■ **EXERCISE DIRECTIONS**
Some lines in the listing below may include the string "постановление". How many are there? Give only the number.

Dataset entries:

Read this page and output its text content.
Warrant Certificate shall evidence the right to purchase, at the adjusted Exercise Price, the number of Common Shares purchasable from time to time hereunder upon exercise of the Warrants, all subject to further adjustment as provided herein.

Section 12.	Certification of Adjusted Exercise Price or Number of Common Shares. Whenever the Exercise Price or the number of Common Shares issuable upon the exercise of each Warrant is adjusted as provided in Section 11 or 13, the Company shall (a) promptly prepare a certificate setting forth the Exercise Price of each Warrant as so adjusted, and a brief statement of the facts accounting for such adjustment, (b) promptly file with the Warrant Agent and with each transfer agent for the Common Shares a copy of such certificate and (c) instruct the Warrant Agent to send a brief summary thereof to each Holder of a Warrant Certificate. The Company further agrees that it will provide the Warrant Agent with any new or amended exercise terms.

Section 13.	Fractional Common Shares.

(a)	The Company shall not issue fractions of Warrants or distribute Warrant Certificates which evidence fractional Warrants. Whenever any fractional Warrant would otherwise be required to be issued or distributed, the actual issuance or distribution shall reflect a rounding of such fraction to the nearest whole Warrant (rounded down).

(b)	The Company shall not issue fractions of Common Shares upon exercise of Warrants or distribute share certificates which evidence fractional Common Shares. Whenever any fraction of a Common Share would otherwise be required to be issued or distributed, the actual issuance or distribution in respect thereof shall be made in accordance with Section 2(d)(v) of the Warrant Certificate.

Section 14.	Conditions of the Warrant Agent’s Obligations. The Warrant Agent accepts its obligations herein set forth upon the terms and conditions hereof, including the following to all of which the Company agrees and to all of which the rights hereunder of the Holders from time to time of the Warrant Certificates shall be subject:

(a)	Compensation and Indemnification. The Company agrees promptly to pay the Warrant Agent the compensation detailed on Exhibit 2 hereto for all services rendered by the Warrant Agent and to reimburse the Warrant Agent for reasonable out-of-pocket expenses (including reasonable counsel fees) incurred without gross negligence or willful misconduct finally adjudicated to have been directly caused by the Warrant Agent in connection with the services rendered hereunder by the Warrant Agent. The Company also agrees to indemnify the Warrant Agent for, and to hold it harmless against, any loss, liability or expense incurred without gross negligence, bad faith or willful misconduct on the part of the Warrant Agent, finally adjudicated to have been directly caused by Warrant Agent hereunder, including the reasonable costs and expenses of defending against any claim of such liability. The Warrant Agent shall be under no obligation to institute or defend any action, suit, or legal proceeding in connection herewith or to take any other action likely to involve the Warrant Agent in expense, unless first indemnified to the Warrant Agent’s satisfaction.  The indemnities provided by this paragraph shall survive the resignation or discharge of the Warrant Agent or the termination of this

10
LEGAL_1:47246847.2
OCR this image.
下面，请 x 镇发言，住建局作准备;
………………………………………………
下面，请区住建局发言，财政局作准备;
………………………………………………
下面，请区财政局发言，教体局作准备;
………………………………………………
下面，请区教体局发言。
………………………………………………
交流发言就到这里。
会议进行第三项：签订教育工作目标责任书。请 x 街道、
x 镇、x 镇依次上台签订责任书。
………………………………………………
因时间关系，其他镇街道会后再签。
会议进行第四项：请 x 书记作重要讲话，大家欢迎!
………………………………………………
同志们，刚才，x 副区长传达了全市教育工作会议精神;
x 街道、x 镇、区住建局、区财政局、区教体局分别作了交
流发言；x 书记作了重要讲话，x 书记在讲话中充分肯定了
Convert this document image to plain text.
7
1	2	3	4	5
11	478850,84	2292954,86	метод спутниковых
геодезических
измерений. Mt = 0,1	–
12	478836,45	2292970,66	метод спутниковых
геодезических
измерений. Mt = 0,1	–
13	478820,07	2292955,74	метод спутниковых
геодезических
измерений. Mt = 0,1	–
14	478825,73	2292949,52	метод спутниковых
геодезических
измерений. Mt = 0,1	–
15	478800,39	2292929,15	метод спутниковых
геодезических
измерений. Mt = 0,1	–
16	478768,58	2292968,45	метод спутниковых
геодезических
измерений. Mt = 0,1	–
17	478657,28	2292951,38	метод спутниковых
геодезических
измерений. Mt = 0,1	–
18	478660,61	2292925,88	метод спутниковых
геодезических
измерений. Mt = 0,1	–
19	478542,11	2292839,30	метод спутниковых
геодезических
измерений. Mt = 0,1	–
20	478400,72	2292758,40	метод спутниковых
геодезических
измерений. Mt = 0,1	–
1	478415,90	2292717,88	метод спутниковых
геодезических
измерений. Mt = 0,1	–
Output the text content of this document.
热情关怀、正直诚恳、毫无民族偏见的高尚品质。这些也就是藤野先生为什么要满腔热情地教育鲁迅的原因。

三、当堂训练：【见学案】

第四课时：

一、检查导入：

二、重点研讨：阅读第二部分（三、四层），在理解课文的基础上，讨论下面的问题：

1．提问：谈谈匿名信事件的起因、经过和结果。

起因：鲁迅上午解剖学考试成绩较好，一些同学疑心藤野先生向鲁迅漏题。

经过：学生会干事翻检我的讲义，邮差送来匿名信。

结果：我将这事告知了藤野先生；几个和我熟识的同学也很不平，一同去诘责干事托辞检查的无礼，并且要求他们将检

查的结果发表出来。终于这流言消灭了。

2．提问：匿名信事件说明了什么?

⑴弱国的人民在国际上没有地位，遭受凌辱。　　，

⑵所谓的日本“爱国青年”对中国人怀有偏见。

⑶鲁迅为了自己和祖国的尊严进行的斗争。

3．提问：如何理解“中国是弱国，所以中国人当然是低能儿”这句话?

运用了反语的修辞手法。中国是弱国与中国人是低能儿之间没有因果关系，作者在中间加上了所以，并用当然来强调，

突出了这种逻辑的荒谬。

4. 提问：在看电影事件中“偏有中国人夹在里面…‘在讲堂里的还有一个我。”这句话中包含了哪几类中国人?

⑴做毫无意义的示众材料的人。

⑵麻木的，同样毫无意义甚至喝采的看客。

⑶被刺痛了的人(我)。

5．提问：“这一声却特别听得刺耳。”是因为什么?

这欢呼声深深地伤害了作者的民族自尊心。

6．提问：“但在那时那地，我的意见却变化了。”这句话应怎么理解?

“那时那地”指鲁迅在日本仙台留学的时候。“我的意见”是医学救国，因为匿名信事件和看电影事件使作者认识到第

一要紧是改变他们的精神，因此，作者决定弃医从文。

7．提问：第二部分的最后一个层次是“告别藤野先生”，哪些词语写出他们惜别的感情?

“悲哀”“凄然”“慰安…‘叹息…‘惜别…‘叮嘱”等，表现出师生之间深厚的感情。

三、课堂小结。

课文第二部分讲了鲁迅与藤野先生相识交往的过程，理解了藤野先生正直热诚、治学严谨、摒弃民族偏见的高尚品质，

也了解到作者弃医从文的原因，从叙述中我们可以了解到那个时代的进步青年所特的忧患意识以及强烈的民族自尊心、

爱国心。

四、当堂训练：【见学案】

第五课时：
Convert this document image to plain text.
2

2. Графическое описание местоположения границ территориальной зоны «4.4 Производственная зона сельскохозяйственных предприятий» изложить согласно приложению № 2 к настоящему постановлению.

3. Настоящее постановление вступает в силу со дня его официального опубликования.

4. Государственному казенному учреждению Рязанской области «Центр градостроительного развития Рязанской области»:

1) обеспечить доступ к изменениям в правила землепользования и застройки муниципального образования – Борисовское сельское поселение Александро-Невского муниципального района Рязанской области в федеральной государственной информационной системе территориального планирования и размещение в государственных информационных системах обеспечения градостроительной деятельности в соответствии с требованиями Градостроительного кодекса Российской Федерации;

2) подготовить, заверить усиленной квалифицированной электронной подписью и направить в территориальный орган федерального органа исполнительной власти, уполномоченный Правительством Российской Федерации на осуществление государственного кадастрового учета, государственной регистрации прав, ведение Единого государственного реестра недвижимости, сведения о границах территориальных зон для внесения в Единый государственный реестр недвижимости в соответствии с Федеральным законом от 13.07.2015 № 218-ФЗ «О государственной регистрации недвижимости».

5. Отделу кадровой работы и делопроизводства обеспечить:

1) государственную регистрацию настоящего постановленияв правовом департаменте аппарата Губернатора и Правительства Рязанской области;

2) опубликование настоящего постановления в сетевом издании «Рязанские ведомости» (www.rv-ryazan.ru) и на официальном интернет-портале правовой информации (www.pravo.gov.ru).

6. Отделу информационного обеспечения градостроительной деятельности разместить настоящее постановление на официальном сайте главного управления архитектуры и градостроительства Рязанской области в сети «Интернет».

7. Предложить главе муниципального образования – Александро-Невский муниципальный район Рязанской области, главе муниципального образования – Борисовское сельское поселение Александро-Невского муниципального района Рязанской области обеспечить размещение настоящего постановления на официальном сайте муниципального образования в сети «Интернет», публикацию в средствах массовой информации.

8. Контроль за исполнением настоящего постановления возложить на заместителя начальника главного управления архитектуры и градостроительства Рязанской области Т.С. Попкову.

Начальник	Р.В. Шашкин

■ **TASK OUTPUT**
2